• [Prompt] The required result is an exact copy of the lines from the one containing "Output a JSON" to the last line of the records, both ends included, without pictures.

• [Dataset excerpts]

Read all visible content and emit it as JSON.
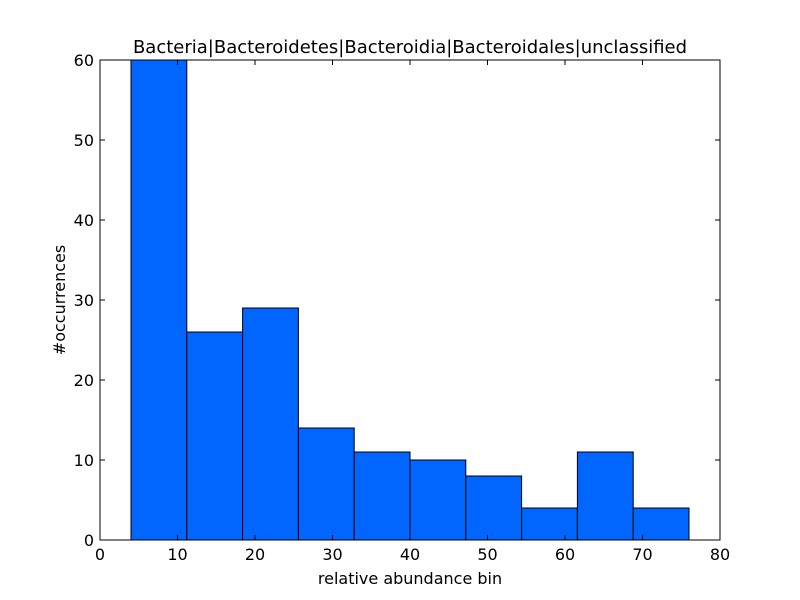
{
  "chart_data": {
    "type": "bar",
    "title": "Bacteria|Bacteroidetes|Bacteroidia|Bacteroidales|unclassified",
    "xlabel": "relative abundance bin",
    "ylabel": "#occurrences",
    "xlim": [
      0,
      80
    ],
    "ylim": [
      0,
      60
    ],
    "xticks": [
      0,
      10,
      20,
      30,
      40,
      50,
      60,
      70,
      80
    ],
    "yticks": [
      0,
      10,
      20,
      30,
      40,
      50,
      60
    ],
    "bins": [
      {
        "x0": 4.0,
        "x1": 11.2,
        "value": 60
      },
      {
        "x0": 11.2,
        "x1": 18.4,
        "value": 26
      },
      {
        "x0": 18.4,
        "x1": 25.6,
        "value": 29
      },
      {
        "x0": 25.6,
        "x1": 32.8,
        "value": 14
      },
      {
        "x0": 32.8,
        "x1": 40.0,
        "value": 11
      },
      {
        "x0": 40.0,
        "x1": 47.2,
        "value": 10
      },
      {
        "x0": 47.2,
        "x1": 54.4,
        "value": 8
      },
      {
        "x0": 54.4,
        "x1": 61.6,
        "value": 4
      },
      {
        "x0": 61.6,
        "x1": 68.8,
        "value": 11
      },
      {
        "x0": 68.8,
        "x1": 76.0,
        "value": 4
      }
    ],
    "bar_color": "#0066ff",
    "edge_color": "#000000",
    "grid": false,
    "legend": "none"
  }
}
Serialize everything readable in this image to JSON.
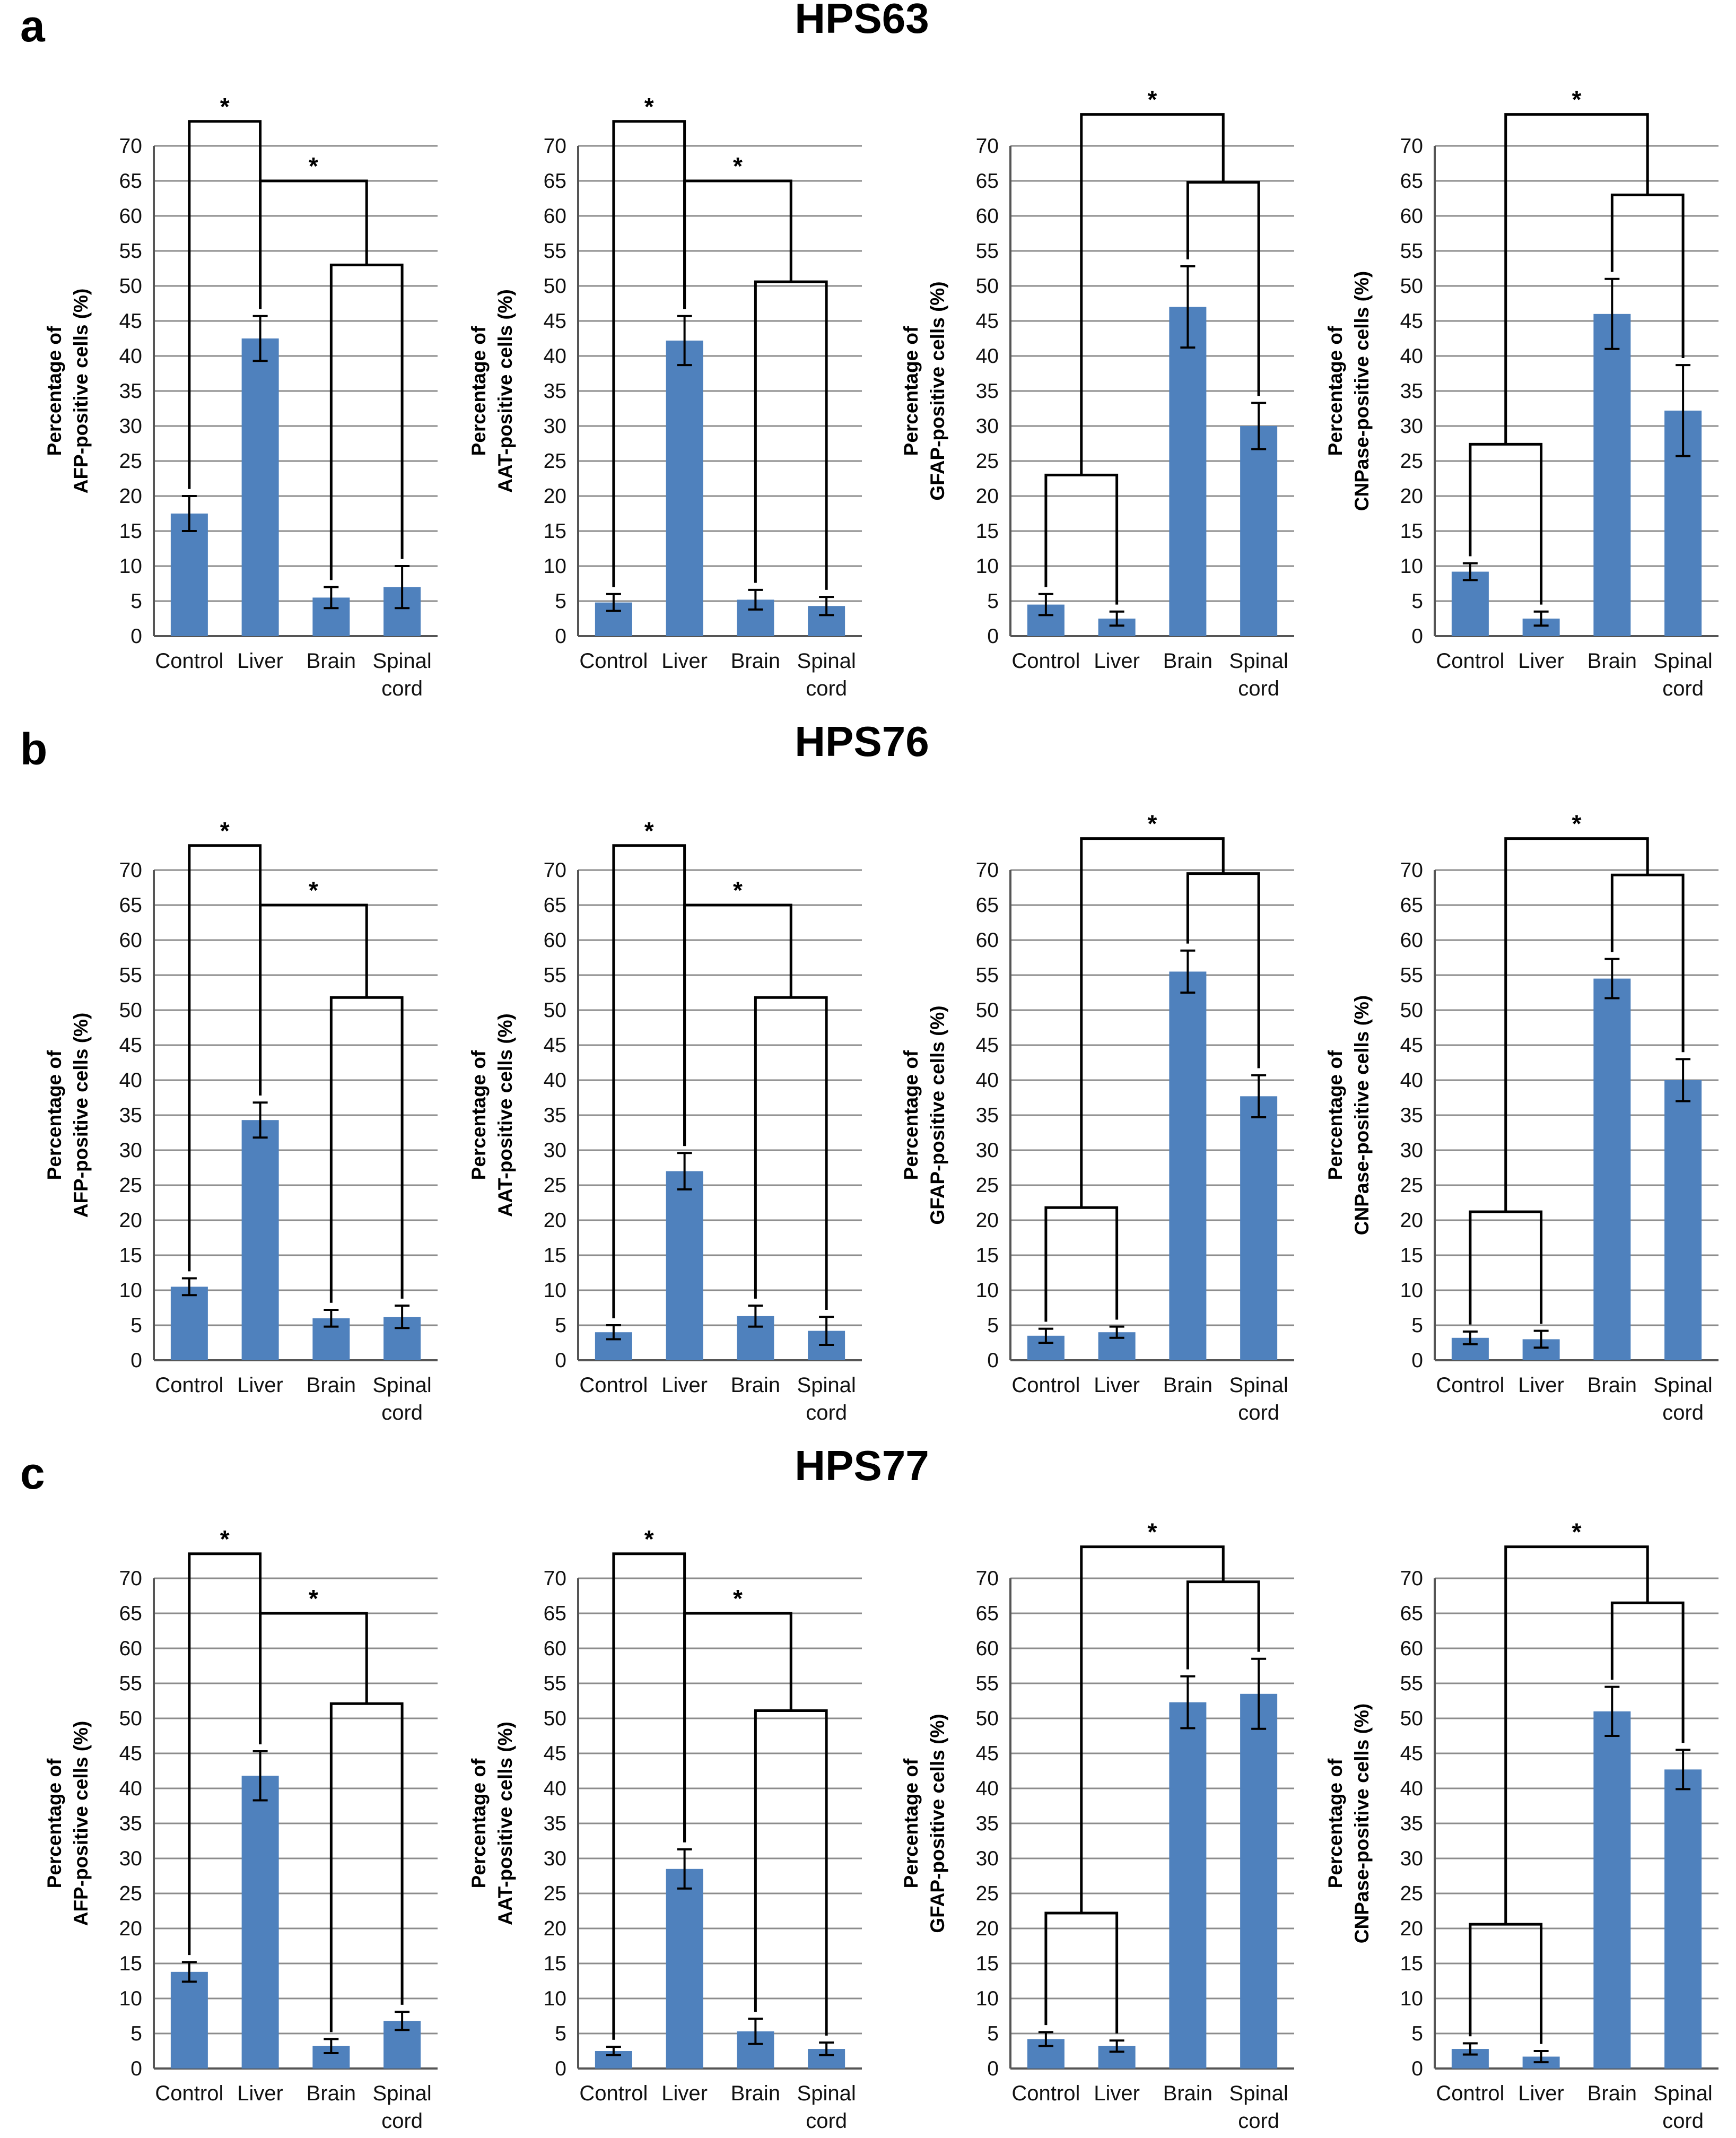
{
  "chart_data": [
    {
      "type": "bar",
      "panel": "a",
      "title": "HPS63",
      "ylabel_line1": "Percentage of",
      "ylabel_line2": "AFP-positive cells (%)",
      "categories": [
        "Control",
        "Liver",
        "Brain",
        "Spinal cord"
      ],
      "values": [
        17.5,
        42.5,
        5.5,
        7
      ],
      "errors": [
        2.5,
        3.2,
        1.5,
        3
      ],
      "ylim": [
        0,
        70
      ],
      "yticks": [
        0,
        5,
        10,
        15,
        20,
        25,
        30,
        35,
        40,
        45,
        50,
        55,
        60,
        65,
        70
      ],
      "sig_label": "*",
      "comparison": "pairwise"
    },
    {
      "type": "bar",
      "panel": "a",
      "title": "HPS63",
      "ylabel_line1": "Percentage of",
      "ylabel_line2": "AAT-positive cells (%)",
      "categories": [
        "Control",
        "Liver",
        "Brain",
        "Spinal cord"
      ],
      "values": [
        4.8,
        42.2,
        5.2,
        4.3
      ],
      "errors": [
        1.2,
        3.5,
        1.4,
        1.3
      ],
      "ylim": [
        0,
        70
      ],
      "yticks": [
        0,
        5,
        10,
        15,
        20,
        25,
        30,
        35,
        40,
        45,
        50,
        55,
        60,
        65,
        70
      ],
      "sig_label": "*",
      "comparison": "pairwise"
    },
    {
      "type": "bar",
      "panel": "a",
      "title": "HPS63",
      "ylabel_line1": "Percentage of",
      "ylabel_line2": "GFAP-positive cells (%)",
      "categories": [
        "Control",
        "Liver",
        "Brain",
        "Spinal cord"
      ],
      "values": [
        4.5,
        2.5,
        47,
        30
      ],
      "errors": [
        1.5,
        1.0,
        5.8,
        3.3
      ],
      "ylim": [
        0,
        70
      ],
      "yticks": [
        0,
        5,
        10,
        15,
        20,
        25,
        30,
        35,
        40,
        45,
        50,
        55,
        60,
        65,
        70
      ],
      "sig_label": "*",
      "comparison": "grouped"
    },
    {
      "type": "bar",
      "panel": "a",
      "title": "HPS63",
      "ylabel_line1": "Percentage of",
      "ylabel_line2": "CNPase-positive cells (%)",
      "categories": [
        "Control",
        "Liver",
        "Brain",
        "Spinal cord"
      ],
      "values": [
        9.2,
        2.5,
        46,
        32.2
      ],
      "errors": [
        1.2,
        1.0,
        5.0,
        6.5
      ],
      "ylim": [
        0,
        70
      ],
      "yticks": [
        0,
        5,
        10,
        15,
        20,
        25,
        30,
        35,
        40,
        45,
        50,
        55,
        60,
        65,
        70
      ],
      "sig_label": "*",
      "comparison": "grouped"
    },
    {
      "type": "bar",
      "panel": "b",
      "title": "HPS76",
      "ylabel_line1": "Percentage of",
      "ylabel_line2": "AFP-positive cells (%)",
      "categories": [
        "Control",
        "Liver",
        "Brain",
        "Spinal cord"
      ],
      "values": [
        10.5,
        34.3,
        6,
        6.2
      ],
      "errors": [
        1.2,
        2.5,
        1.2,
        1.6
      ],
      "ylim": [
        0,
        70
      ],
      "yticks": [
        0,
        5,
        10,
        15,
        20,
        25,
        30,
        35,
        40,
        45,
        50,
        55,
        60,
        65,
        70
      ],
      "sig_label": "*",
      "comparison": "pairwise"
    },
    {
      "type": "bar",
      "panel": "b",
      "title": "HPS76",
      "ylabel_line1": "Percentage of",
      "ylabel_line2": "AAT-positive cells (%)",
      "categories": [
        "Control",
        "Liver",
        "Brain",
        "Spinal cord"
      ],
      "values": [
        4,
        27,
        6.3,
        4.2
      ],
      "errors": [
        1.0,
        2.6,
        1.5,
        2.0
      ],
      "ylim": [
        0,
        70
      ],
      "yticks": [
        0,
        5,
        10,
        15,
        20,
        25,
        30,
        35,
        40,
        45,
        50,
        55,
        60,
        65,
        70
      ],
      "sig_label": "*",
      "comparison": "pairwise"
    },
    {
      "type": "bar",
      "panel": "b",
      "title": "HPS76",
      "ylabel_line1": "Percentage of",
      "ylabel_line2": "GFAP-positive cells (%)",
      "categories": [
        "Control",
        "Liver",
        "Brain",
        "Spinal cord"
      ],
      "values": [
        3.5,
        4,
        55.5,
        37.7
      ],
      "errors": [
        1.0,
        0.8,
        3.0,
        3.0
      ],
      "ylim": [
        0,
        70
      ],
      "yticks": [
        0,
        5,
        10,
        15,
        20,
        25,
        30,
        35,
        40,
        45,
        50,
        55,
        60,
        65,
        70
      ],
      "sig_label": "*",
      "comparison": "grouped"
    },
    {
      "type": "bar",
      "panel": "b",
      "title": "HPS76",
      "ylabel_line1": "Percentage of",
      "ylabel_line2": "CNPase-positive cells (%)",
      "categories": [
        "Control",
        "Liver",
        "Brain",
        "Spinal cord"
      ],
      "values": [
        3.2,
        3,
        54.5,
        40
      ],
      "errors": [
        0.9,
        1.2,
        2.8,
        3.0
      ],
      "ylim": [
        0,
        70
      ],
      "yticks": [
        0,
        5,
        10,
        15,
        20,
        25,
        30,
        35,
        40,
        45,
        50,
        55,
        60,
        65,
        70
      ],
      "sig_label": "*",
      "comparison": "grouped"
    },
    {
      "type": "bar",
      "panel": "c",
      "title": "HPS77",
      "ylabel_line1": "Percentage of",
      "ylabel_line2": "AFP-positive cells (%)",
      "categories": [
        "Control",
        "Liver",
        "Brain",
        "Spinal cord"
      ],
      "values": [
        13.8,
        41.8,
        3.2,
        6.8
      ],
      "errors": [
        1.4,
        3.5,
        1.0,
        1.3
      ],
      "ylim": [
        0,
        70
      ],
      "yticks": [
        0,
        5,
        10,
        15,
        20,
        25,
        30,
        35,
        40,
        45,
        50,
        55,
        60,
        65,
        70
      ],
      "sig_label": "*",
      "comparison": "pairwise"
    },
    {
      "type": "bar",
      "panel": "c",
      "title": "HPS77",
      "ylabel_line1": "Percentage of",
      "ylabel_line2": "AAT-positive cells (%)",
      "categories": [
        "Control",
        "Liver",
        "Brain",
        "Spinal cord"
      ],
      "values": [
        2.5,
        28.5,
        5.3,
        2.8
      ],
      "errors": [
        0.6,
        2.8,
        1.8,
        0.9
      ],
      "ylim": [
        0,
        70
      ],
      "yticks": [
        0,
        5,
        10,
        15,
        20,
        25,
        30,
        35,
        40,
        45,
        50,
        55,
        60,
        65,
        70
      ],
      "sig_label": "*",
      "comparison": "pairwise"
    },
    {
      "type": "bar",
      "panel": "c",
      "title": "HPS77",
      "ylabel_line1": "Percentage of",
      "ylabel_line2": "GFAP-positive cells (%)",
      "categories": [
        "Control",
        "Liver",
        "Brain",
        "Spinal cord"
      ],
      "values": [
        4.2,
        3.2,
        52.3,
        53.5
      ],
      "errors": [
        1.0,
        0.8,
        3.7,
        5.0
      ],
      "ylim": [
        0,
        70
      ],
      "yticks": [
        0,
        5,
        10,
        15,
        20,
        25,
        30,
        35,
        40,
        45,
        50,
        55,
        60,
        65,
        70
      ],
      "sig_label": "*",
      "comparison": "grouped"
    },
    {
      "type": "bar",
      "panel": "c",
      "title": "HPS77",
      "ylabel_line1": "Percentage of",
      "ylabel_line2": "CNPase-positive cells (%)",
      "categories": [
        "Control",
        "Liver",
        "Brain",
        "Spinal cord"
      ],
      "values": [
        2.8,
        1.7,
        51,
        42.7
      ],
      "errors": [
        0.8,
        0.8,
        3.5,
        2.8
      ],
      "ylim": [
        0,
        70
      ],
      "yticks": [
        0,
        5,
        10,
        15,
        20,
        25,
        30,
        35,
        40,
        45,
        50,
        55,
        60,
        65,
        70
      ],
      "sig_label": "*",
      "comparison": "grouped"
    }
  ],
  "panels": [
    {
      "label": "a",
      "title": "HPS63"
    },
    {
      "label": "b",
      "title": "HPS76"
    },
    {
      "label": "c",
      "title": "HPS77"
    }
  ],
  "colors": {
    "bar": "#4f81bd",
    "grid": "#8c8c8c"
  }
}
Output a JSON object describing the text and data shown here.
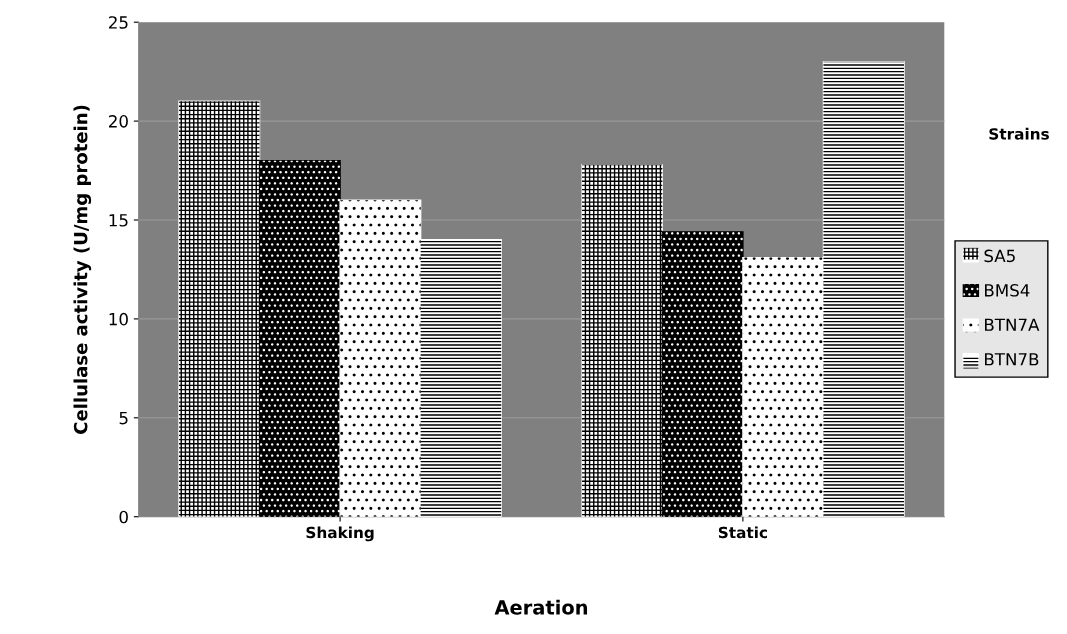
{
  "chart_data": {
    "type": "bar",
    "xlabel": "Aeration",
    "ylabel": "Cellulase activity (U/mg protein)",
    "legend_title": "Strains",
    "categories": [
      "Shaking",
      "Static"
    ],
    "series": [
      {
        "name": "SA5",
        "color": "#ffffff",
        "values": [
          21.0,
          17.8
        ]
      },
      {
        "name": "BMS4",
        "color": "#000000",
        "values": [
          18.0,
          14.4
        ]
      },
      {
        "name": "BTN7A",
        "color": "#ffffff",
        "values": [
          16.0,
          13.1
        ]
      },
      {
        "name": "BTN7B",
        "color": "#ffffff",
        "values": [
          14.0,
          23.0
        ]
      }
    ],
    "ylim": [
      0,
      25
    ],
    "yticks": [
      0,
      5,
      10,
      15,
      20,
      25
    ],
    "grid": "y",
    "legend": "right"
  }
}
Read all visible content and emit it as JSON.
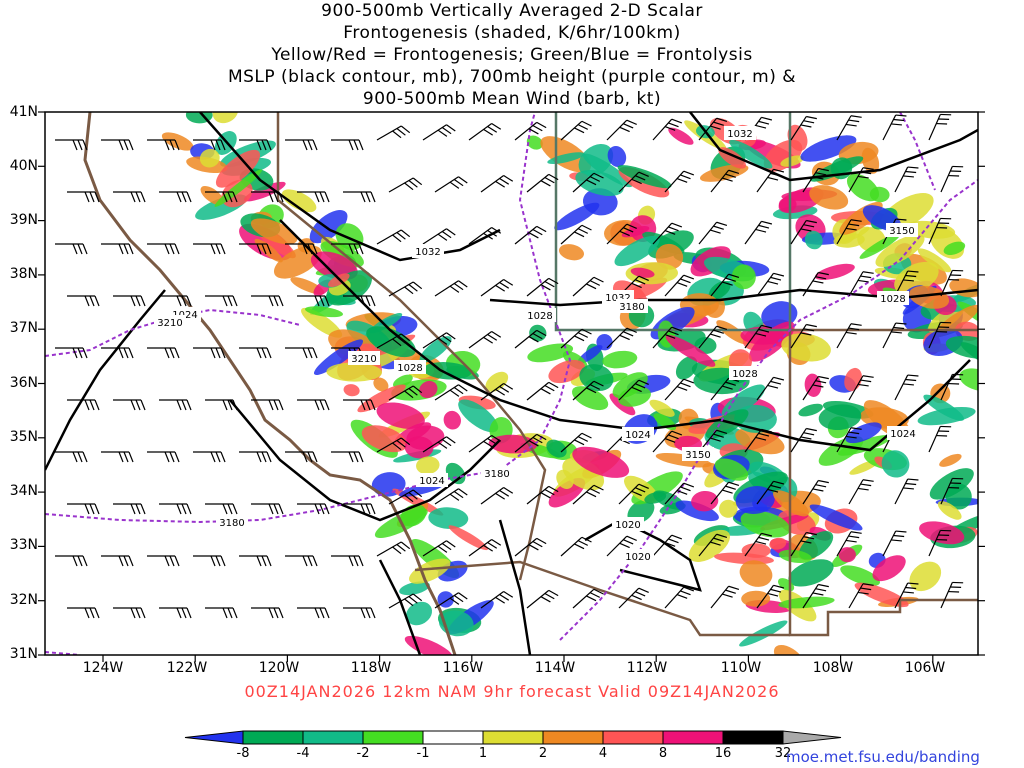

• [Written response]
Output a JSON object describing the text and data shown here.
{
  "chart_data": {
    "type": "bar",
    "xlabel": "Aeration",
    "ylabel": "Cellulase activity (U/mg protein)",
    "legend_title": "Strains",
    "categories": [
      "Shaking",
      "Static"
    ],
    "series": [
      {
        "name": "SA5",
        "color": "#ffffff",
        "values": [
          21.0,
          17.8
        ]
      },
      {
        "name": "BMS4",
        "color": "#000000",
        "values": [
          18.0,
          14.4
        ]
      },
      {
        "name": "BTN7A",
        "color": "#ffffff",
        "values": [
          16.0,
          13.1
        ]
      },
      {
        "name": "BTN7B",
        "color": "#ffffff",
        "values": [
          14.0,
          23.0
        ]
      }
    ],
    "ylim": [
      0,
      25
    ],
    "yticks": [
      0,
      5,
      10,
      15,
      20,
      25
    ],
    "grid": "y",
    "legend": "right"
  }
}
Read all visible content and emit it as JSON.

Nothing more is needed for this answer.